_Given instruction_
Only the pictures are omitted; repeat all other data exactly.
## BEGIN Data records
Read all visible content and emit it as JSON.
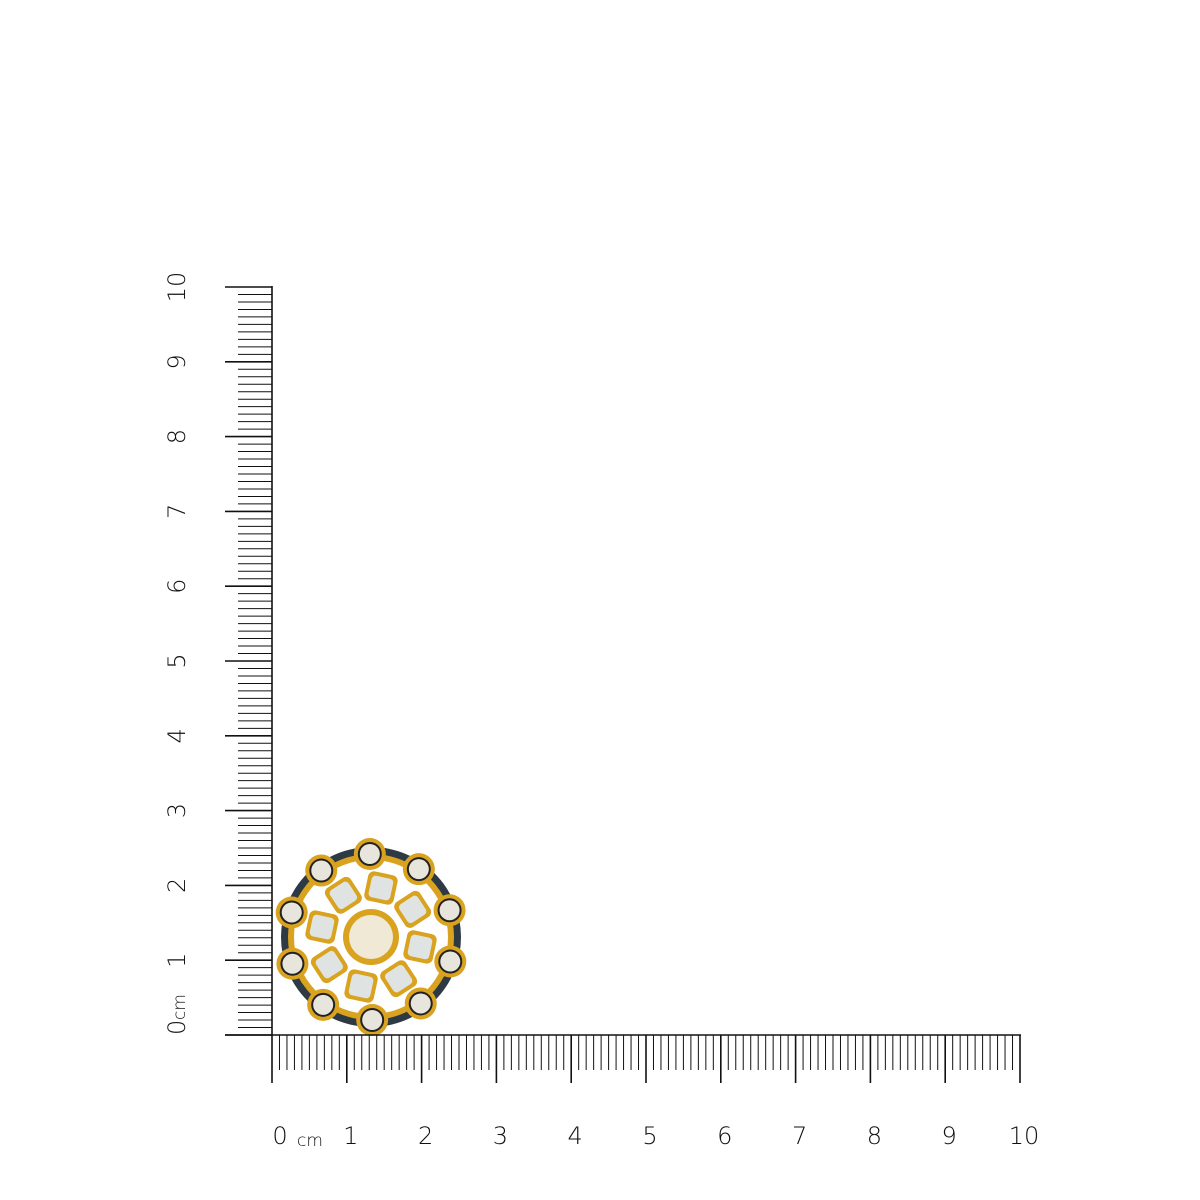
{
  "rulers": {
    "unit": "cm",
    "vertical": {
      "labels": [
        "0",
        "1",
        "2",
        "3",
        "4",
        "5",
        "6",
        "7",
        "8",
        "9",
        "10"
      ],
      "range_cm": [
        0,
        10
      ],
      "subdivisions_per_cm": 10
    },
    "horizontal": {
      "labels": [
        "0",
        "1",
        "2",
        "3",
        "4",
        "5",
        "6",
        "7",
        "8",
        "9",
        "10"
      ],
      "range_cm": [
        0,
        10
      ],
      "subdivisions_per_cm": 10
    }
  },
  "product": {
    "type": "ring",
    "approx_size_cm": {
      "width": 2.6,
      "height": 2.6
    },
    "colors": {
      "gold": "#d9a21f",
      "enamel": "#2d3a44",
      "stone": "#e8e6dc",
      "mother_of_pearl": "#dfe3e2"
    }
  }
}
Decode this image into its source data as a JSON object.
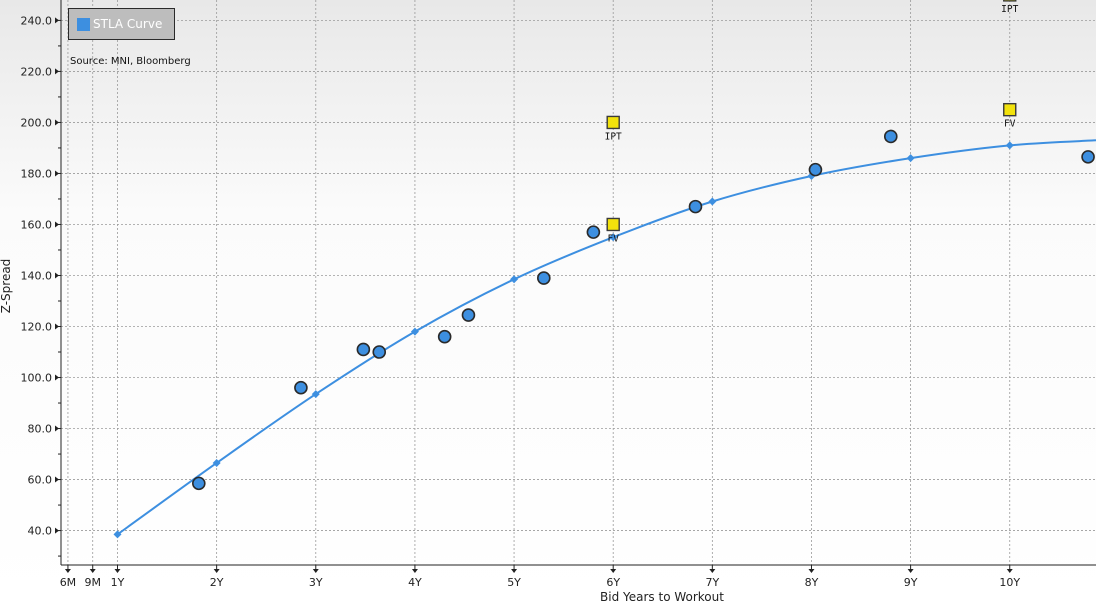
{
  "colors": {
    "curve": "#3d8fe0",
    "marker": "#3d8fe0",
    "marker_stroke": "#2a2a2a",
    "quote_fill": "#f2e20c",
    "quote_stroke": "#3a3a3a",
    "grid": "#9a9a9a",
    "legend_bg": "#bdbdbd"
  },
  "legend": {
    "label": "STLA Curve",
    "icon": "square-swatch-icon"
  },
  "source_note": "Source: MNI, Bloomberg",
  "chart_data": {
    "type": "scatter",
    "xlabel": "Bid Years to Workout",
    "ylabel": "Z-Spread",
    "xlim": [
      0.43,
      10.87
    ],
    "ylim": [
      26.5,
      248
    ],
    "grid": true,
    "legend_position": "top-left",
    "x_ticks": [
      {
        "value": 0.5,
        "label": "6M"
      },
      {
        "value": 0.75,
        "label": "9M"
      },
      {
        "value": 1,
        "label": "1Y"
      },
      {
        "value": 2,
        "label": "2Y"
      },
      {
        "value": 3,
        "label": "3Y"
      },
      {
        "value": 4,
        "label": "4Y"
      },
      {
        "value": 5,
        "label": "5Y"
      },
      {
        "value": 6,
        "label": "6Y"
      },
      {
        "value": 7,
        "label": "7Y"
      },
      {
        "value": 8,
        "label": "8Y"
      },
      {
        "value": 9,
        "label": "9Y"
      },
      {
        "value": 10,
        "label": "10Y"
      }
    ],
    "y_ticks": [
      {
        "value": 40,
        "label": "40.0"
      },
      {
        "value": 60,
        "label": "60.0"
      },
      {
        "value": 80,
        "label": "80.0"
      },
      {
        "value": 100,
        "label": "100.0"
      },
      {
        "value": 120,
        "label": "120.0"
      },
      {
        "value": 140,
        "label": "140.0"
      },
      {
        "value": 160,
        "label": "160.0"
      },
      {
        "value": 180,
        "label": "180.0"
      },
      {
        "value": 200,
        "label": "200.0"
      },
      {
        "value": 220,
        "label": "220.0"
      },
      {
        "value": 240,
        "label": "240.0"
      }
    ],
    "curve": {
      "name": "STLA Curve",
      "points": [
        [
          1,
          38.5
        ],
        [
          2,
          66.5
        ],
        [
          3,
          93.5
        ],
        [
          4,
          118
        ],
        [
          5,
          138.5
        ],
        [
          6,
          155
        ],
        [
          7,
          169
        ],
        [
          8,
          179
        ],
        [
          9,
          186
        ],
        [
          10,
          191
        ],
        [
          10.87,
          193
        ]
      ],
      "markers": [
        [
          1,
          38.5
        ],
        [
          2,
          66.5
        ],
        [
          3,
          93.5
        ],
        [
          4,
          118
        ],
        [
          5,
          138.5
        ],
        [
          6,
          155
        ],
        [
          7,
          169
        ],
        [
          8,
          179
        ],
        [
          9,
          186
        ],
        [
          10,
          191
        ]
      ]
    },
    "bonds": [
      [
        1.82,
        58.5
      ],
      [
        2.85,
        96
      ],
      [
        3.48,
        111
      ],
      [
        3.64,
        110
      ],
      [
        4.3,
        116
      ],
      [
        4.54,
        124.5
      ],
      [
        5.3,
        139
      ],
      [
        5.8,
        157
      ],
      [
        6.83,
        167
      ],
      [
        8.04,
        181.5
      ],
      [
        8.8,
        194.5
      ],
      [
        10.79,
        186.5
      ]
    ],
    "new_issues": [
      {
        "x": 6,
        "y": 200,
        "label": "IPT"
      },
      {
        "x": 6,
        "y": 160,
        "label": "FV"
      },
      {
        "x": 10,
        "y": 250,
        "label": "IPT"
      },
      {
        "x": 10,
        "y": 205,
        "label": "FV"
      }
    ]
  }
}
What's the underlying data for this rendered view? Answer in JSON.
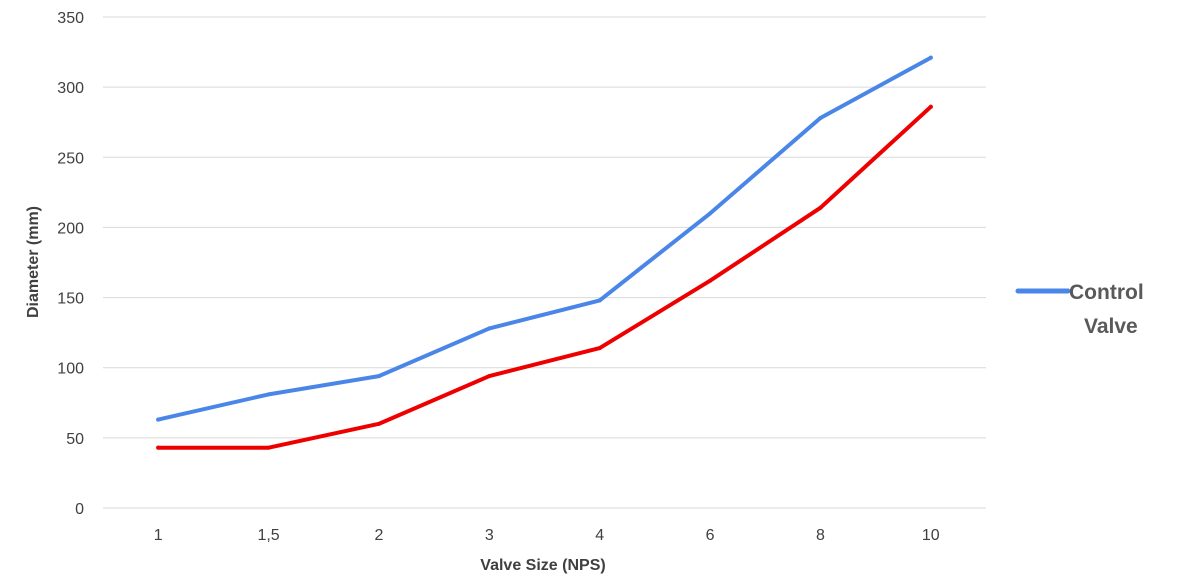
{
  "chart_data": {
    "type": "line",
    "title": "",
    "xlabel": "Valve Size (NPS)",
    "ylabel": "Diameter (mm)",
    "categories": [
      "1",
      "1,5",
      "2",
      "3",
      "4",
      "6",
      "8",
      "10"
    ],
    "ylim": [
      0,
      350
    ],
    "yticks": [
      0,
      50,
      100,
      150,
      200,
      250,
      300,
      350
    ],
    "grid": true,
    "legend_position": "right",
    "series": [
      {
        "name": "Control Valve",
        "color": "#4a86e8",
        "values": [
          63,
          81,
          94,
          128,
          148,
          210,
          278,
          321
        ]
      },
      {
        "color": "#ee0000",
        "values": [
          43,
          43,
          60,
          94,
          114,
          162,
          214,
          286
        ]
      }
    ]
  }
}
## END Data records
_Completed exercise_
Read all visible content and emit it as JSON.
{
  "rulers": {
    "unit": "cm",
    "vertical": {
      "labels": [
        "0",
        "1",
        "2",
        "3",
        "4",
        "5",
        "6",
        "7",
        "8",
        "9",
        "10"
      ],
      "range_cm": [
        0,
        10
      ],
      "subdivisions_per_cm": 10
    },
    "horizontal": {
      "labels": [
        "0",
        "1",
        "2",
        "3",
        "4",
        "5",
        "6",
        "7",
        "8",
        "9",
        "10"
      ],
      "range_cm": [
        0,
        10
      ],
      "subdivisions_per_cm": 10
    }
  },
  "product": {
    "type": "ring",
    "approx_size_cm": {
      "width": 2.6,
      "height": 2.6
    },
    "colors": {
      "gold": "#d9a21f",
      "enamel": "#2d3a44",
      "stone": "#e8e6dc",
      "mother_of_pearl": "#dfe3e2"
    }
  }
}
Decode this image into its source data as a JSON object.
{
  "colors": {
    "curve": "#3d8fe0",
    "marker": "#3d8fe0",
    "marker_stroke": "#2a2a2a",
    "quote_fill": "#f2e20c",
    "quote_stroke": "#3a3a3a",
    "grid": "#9a9a9a",
    "legend_bg": "#bdbdbd"
  },
  "legend": {
    "label": "STLA Curve",
    "icon": "square-swatch-icon"
  },
  "source_note": "Source: MNI, Bloomberg",
  "chart_data": {
    "type": "scatter",
    "xlabel": "Bid Years to Workout",
    "ylabel": "Z-Spread",
    "xlim": [
      0.43,
      10.87
    ],
    "ylim": [
      26.5,
      248
    ],
    "grid": true,
    "legend_position": "top-left",
    "x_ticks": [
      {
        "value": 0.5,
        "label": "6M"
      },
      {
        "value": 0.75,
        "label": "9M"
      },
      {
        "value": 1,
        "label": "1Y"
      },
      {
        "value": 2,
        "label": "2Y"
      },
      {
        "value": 3,
        "label": "3Y"
      },
      {
        "value": 4,
        "label": "4Y"
      },
      {
        "value": 5,
        "label": "5Y"
      },
      {
        "value": 6,
        "label": "6Y"
      },
      {
        "value": 7,
        "label": "7Y"
      },
      {
        "value": 8,
        "label": "8Y"
      },
      {
        "value": 9,
        "label": "9Y"
      },
      {
        "value": 10,
        "label": "10Y"
      }
    ],
    "y_ticks": [
      {
        "value": 40,
        "label": "40.0"
      },
      {
        "value": 60,
        "label": "60.0"
      },
      {
        "value": 80,
        "label": "80.0"
      },
      {
        "value": 100,
        "label": "100.0"
      },
      {
        "value": 120,
        "label": "120.0"
      },
      {
        "value": 140,
        "label": "140.0"
      },
      {
        "value": 160,
        "label": "160.0"
      },
      {
        "value": 180,
        "label": "180.0"
      },
      {
        "value": 200,
        "label": "200.0"
      },
      {
        "value": 220,
        "label": "220.0"
      },
      {
        "value": 240,
        "label": "240.0"
      }
    ],
    "curve": {
      "name": "STLA Curve",
      "points": [
        [
          1,
          38.5
        ],
        [
          2,
          66.5
        ],
        [
          3,
          93.5
        ],
        [
          4,
          118
        ],
        [
          5,
          138.5
        ],
        [
          6,
          155
        ],
        [
          7,
          169
        ],
        [
          8,
          179
        ],
        [
          9,
          186
        ],
        [
          10,
          191
        ],
        [
          10.87,
          193
        ]
      ],
      "markers": [
        [
          1,
          38.5
        ],
        [
          2,
          66.5
        ],
        [
          3,
          93.5
        ],
        [
          4,
          118
        ],
        [
          5,
          138.5
        ],
        [
          6,
          155
        ],
        [
          7,
          169
        ],
        [
          8,
          179
        ],
        [
          9,
          186
        ],
        [
          10,
          191
        ]
      ]
    },
    "bonds": [
      [
        1.82,
        58.5
      ],
      [
        2.85,
        96
      ],
      [
        3.48,
        111
      ],
      [
        3.64,
        110
      ],
      [
        4.3,
        116
      ],
      [
        4.54,
        124.5
      ],
      [
        5.3,
        139
      ],
      [
        5.8,
        157
      ],
      [
        6.83,
        167
      ],
      [
        8.04,
        181.5
      ],
      [
        8.8,
        194.5
      ],
      [
        10.79,
        186.5
      ]
    ],
    "new_issues": [
      {
        "x": 6,
        "y": 200,
        "label": "IPT"
      },
      {
        "x": 6,
        "y": 160,
        "label": "FV"
      },
      {
        "x": 10,
        "y": 250,
        "label": "IPT"
      },
      {
        "x": 10,
        "y": 205,
        "label": "FV"
      }
    ]
  }
}
What's the underlying data for this rendered view? Answer in JSON.
{
  "chart_data": {
    "type": "line",
    "title": "",
    "xlabel": "Valve Size (NPS)",
    "ylabel": "Diameter (mm)",
    "categories": [
      "1",
      "1,5",
      "2",
      "3",
      "4",
      "6",
      "8",
      "10"
    ],
    "ylim": [
      0,
      350
    ],
    "yticks": [
      0,
      50,
      100,
      150,
      200,
      250,
      300,
      350
    ],
    "grid": true,
    "legend_position": "right",
    "series": [
      {
        "name": "Control Valve",
        "color": "#4a86e8",
        "values": [
          63,
          81,
          94,
          128,
          148,
          210,
          278,
          321
        ]
      },
      {
        "color": "#ee0000",
        "values": [
          43,
          43,
          60,
          94,
          114,
          162,
          214,
          286
        ]
      }
    ]
  }
}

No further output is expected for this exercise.